Your instructions. Reproduce the data in its entirety, exactly as supplied.

Information provided.
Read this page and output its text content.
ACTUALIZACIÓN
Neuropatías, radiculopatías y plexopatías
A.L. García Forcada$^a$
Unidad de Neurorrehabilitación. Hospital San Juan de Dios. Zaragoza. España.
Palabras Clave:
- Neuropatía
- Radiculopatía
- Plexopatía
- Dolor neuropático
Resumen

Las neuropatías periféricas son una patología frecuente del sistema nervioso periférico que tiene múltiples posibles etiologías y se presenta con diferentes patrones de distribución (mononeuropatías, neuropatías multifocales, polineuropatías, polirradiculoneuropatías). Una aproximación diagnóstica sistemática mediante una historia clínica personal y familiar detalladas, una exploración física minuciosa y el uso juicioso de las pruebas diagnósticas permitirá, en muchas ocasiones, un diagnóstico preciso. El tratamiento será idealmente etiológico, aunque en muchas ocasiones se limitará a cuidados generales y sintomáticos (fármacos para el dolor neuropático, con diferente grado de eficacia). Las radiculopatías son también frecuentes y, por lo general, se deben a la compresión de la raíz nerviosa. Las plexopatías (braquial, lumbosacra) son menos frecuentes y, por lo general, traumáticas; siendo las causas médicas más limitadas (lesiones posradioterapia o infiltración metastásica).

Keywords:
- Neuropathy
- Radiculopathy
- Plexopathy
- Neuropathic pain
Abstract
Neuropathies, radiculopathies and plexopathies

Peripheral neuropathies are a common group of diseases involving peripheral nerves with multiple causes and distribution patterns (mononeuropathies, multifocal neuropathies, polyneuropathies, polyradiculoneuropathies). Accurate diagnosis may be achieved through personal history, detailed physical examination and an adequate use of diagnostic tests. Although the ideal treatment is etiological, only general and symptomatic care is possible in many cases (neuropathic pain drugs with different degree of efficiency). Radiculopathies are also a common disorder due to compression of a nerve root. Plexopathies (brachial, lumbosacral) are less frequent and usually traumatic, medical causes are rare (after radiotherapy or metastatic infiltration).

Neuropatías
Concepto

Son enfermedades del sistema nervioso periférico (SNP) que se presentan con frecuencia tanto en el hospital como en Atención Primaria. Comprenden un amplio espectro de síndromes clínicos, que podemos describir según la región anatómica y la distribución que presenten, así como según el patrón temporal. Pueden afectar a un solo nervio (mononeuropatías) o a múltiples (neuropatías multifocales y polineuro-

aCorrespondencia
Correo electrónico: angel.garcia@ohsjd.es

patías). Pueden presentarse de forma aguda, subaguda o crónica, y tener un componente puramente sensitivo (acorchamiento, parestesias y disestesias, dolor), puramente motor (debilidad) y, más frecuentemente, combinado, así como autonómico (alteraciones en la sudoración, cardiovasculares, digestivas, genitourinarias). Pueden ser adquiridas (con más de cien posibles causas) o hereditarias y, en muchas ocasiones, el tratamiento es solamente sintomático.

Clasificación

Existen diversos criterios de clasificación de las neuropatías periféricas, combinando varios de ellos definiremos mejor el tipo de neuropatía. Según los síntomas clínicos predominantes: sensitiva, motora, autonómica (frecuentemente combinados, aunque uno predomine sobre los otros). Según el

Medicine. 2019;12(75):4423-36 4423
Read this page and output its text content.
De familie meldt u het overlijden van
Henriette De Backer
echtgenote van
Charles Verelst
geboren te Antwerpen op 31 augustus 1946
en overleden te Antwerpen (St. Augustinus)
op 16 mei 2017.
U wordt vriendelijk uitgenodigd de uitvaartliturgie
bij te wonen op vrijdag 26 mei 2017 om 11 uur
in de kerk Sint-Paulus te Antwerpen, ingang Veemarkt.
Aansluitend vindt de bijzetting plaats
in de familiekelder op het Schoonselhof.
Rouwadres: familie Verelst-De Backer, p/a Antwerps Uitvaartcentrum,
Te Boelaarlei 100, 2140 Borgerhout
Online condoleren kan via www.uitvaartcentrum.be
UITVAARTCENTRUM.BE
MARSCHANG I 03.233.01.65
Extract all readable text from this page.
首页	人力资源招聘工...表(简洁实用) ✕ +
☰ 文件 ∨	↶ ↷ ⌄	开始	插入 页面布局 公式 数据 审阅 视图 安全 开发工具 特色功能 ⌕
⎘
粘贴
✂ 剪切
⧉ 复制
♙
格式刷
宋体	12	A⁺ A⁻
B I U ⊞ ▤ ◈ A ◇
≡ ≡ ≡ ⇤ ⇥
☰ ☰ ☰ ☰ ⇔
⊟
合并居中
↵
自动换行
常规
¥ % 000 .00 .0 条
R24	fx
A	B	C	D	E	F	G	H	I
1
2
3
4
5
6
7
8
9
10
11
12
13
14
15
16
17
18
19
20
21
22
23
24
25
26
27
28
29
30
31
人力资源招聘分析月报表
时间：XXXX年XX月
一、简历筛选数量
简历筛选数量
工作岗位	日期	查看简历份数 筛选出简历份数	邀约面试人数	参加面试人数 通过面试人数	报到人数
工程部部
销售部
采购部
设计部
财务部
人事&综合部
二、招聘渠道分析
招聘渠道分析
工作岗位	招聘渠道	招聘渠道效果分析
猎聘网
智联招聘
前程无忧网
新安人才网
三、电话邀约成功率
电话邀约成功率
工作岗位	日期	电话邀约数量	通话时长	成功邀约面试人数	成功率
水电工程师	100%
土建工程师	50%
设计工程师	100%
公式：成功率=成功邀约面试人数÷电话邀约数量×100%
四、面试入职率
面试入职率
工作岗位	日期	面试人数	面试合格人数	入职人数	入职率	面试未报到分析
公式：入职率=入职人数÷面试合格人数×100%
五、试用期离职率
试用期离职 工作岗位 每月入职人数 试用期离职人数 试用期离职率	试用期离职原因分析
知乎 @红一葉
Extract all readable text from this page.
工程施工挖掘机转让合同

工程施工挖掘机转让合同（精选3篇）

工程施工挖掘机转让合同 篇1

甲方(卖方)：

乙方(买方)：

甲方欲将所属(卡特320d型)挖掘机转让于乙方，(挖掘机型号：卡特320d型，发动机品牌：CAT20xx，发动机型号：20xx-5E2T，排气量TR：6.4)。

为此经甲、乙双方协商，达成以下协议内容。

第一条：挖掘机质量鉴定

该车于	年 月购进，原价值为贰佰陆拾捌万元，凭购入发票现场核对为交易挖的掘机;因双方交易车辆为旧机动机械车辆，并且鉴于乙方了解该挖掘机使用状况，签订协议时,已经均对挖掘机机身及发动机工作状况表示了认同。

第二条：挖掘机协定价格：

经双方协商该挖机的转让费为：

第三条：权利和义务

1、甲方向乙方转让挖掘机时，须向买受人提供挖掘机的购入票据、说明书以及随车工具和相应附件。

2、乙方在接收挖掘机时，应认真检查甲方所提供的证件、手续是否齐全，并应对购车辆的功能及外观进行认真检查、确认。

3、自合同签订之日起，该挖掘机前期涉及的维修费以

Answer to this task.
Read this page and output its text content.
ACTUALIZACIÓN
Neuropatías, radiculopatías y plexopatías
A.L. García Forcada$^a$
Unidad de Neurorrehabilitación. Hospital San Juan de Dios. Zaragoza. España.
Palabras Clave:
- Neuropatía
- Radiculopatía
- Plexopatía
- Dolor neuropático
Resumen

Las neuropatías periféricas son una patología frecuente del sistema nervioso periférico que tiene múltiples posibles etiologías y se presenta con diferentes patrones de distribución (mononeuropatías, neuropatías multifocales, polineuropatías, polirradiculoneuropatías). Una aproximación diagnóstica sistemática mediante una historia clínica personal y familiar detalladas, una exploración física minuciosa y el uso juicioso de las pruebas diagnósticas permitirá, en muchas ocasiones, un diagnóstico preciso. El tratamiento será idealmente etiológico, aunque en muchas ocasiones se limitará a cuidados generales y sintomáticos (fármacos para el dolor neuropático, con diferente grado de eficacia). Las radiculopatías son también frecuentes y, por lo general, se deben a la compresión de la raíz nerviosa. Las plexopatías (braquial, lumbosacra) son menos frecuentes y, por lo general, traumáticas; siendo las causas médicas más limitadas (lesiones posradioterapia o infiltración metastásica).

Keywords:
- Neuropathy
- Radiculopathy
- Plexopathy
- Neuropathic pain
Abstract
Neuropathies, radiculopathies and plexopathies

Peripheral neuropathies are a common group of diseases involving peripheral nerves with multiple causes and distribution patterns (mononeuropathies, multifocal neuropathies, polyneuropathies, polyradiculoneuropathies). Accurate diagnosis may be achieved through personal history, detailed physical examination and an adequate use of diagnostic tests. Although the ideal treatment is etiological, only general and symptomatic care is possible in many cases (neuropathic pain drugs with different degree of efficiency). Radiculopathies are also a common disorder due to compression of a nerve root. Plexopathies (brachial, lumbosacral) are less frequent and usually traumatic, medical causes are rare (after radiotherapy or metastatic infiltration).

Neuropatías
Concepto

Son enfermedades del sistema nervioso periférico (SNP) que se presentan con frecuencia tanto en el hospital como en Atención Primaria. Comprenden un amplio espectro de síndromes clínicos, que podemos describir según la región anatómica y la distribución que presenten, así como según el patrón temporal. Pueden afectar a un solo nervio (mononeuropatías) o a múltiples (neuropatías multifocales y polineuro-

aCorrespondencia
Correo electrónico: angel.garcia@ohsjd.es

patías). Pueden presentarse de forma aguda, subaguda o crónica, y tener un componente puramente sensitivo (acorchamiento, parestesias y disestesias, dolor), puramente motor (debilidad) y, más frecuentemente, combinado, así como autonómico (alteraciones en la sudoración, cardiovasculares, digestivas, genitourinarias). Pueden ser adquiridas (con más de cien posibles causas) o hereditarias y, en muchas ocasiones, el tratamiento es solamente sintomático.

Clasificación

Existen diversos criterios de clasificación de las neuropatías periféricas, combinando varios de ellos definiremos mejor el tipo de neuropatía. Según los síntomas clínicos predominantes: sensitiva, motora, autonómica (frecuentemente combinados, aunque uno predomine sobre los otros). Según el

Medicine. 2019;12(75):4423-36 4423
Read this page and output its text content.
De familie meldt u het overlijden van
Henriette De Backer
echtgenote van
Charles Verelst
geboren te Antwerpen op 31 augustus 1946
en overleden te Antwerpen (St. Augustinus)
op 16 mei 2017.
U wordt vriendelijk uitgenodigd de uitvaartliturgie
bij te wonen op vrijdag 26 mei 2017 om 11 uur
in de kerk Sint-Paulus te Antwerpen, ingang Veemarkt.
Aansluitend vindt de bijzetting plaats
in de familiekelder op het Schoonselhof.
Rouwadres: familie Verelst-De Backer, p/a Antwerps Uitvaartcentrum,
Te Boelaarlei 100, 2140 Borgerhout
Online condoleren kan via www.uitvaartcentrum.be
UITVAARTCENTRUM.BE
MARSCHANG I 03.233.01.65
Extract all readable text from this page.
首页	人力资源招聘工...表(简洁实用) ✕ +
☰ 文件 ∨	↶ ↷ ⌄	开始	插入 页面布局 公式 数据 审阅 视图 安全 开发工具 特色功能 ⌕
⎘
粘贴
✂ 剪切
⧉ 复制
♙
格式刷
宋体	12	A⁺ A⁻
B I U ⊞ ▤ ◈ A ◇
≡ ≡ ≡ ⇤ ⇥
☰ ☰ ☰ ☰ ⇔
⊟
合并居中
↵
自动换行
常规
¥ % 000 .00 .0 条
R24	fx
A	B	C	D	E	F	G	H	I
1
2
3
4
5
6
7
8
9
10
11
12
13
14
15
16
17
18
19
20
21
22
23
24
25
26
27
28
29
30
31
人力资源招聘分析月报表
时间：XXXX年XX月
一、简历筛选数量
简历筛选数量
工作岗位	日期	查看简历份数 筛选出简历份数	邀约面试人数	参加面试人数 通过面试人数	报到人数
工程部部
销售部
采购部
设计部
财务部
人事&综合部
二、招聘渠道分析
招聘渠道分析
工作岗位	招聘渠道	招聘渠道效果分析
猎聘网
智联招聘
前程无忧网
新安人才网
三、电话邀约成功率
电话邀约成功率
工作岗位	日期	电话邀约数量	通话时长	成功邀约面试人数	成功率
水电工程师	100%
土建工程师	50%
设计工程师	100%
公式：成功率=成功邀约面试人数÷电话邀约数量×100%
四、面试入职率
面试入职率
工作岗位	日期	面试人数	面试合格人数	入职人数	入职率	面试未报到分析
公式：入职率=入职人数÷面试合格人数×100%
五、试用期离职率
试用期离职 工作岗位 每月入职人数 试用期离职人数 试用期离职率	试用期离职原因分析
知乎 @红一葉
Extract all readable text from this page.
工程施工挖掘机转让合同

工程施工挖掘机转让合同（精选3篇）

工程施工挖掘机转让合同 篇1

甲方(卖方)：

乙方(买方)：

甲方欲将所属(卡特320d型)挖掘机转让于乙方，(挖掘机型号：卡特320d型，发动机品牌：CAT20xx，发动机型号：20xx-5E2T，排气量TR：6.4)。

为此经甲、乙双方协商，达成以下协议内容。

第一条：挖掘机质量鉴定

该车于	年 月购进，原价值为贰佰陆拾捌万元，凭购入发票现场核对为交易挖的掘机;因双方交易车辆为旧机动机械车辆，并且鉴于乙方了解该挖掘机使用状况，签订协议时,已经均对挖掘机机身及发动机工作状况表示了认同。

第二条：挖掘机协定价格：

经双方协商该挖机的转让费为：

第三条：权利和义务

1、甲方向乙方转让挖掘机时，须向买受人提供挖掘机的购入票据、说明书以及随车工具和相应附件。

2、乙方在接收挖掘机时，应认真检查甲方所提供的证件、手续是否齐全，并应对购车辆的功能及外观进行认真检查、确认。

3、自合同签订之日起，该挖掘机前期涉及的维修费以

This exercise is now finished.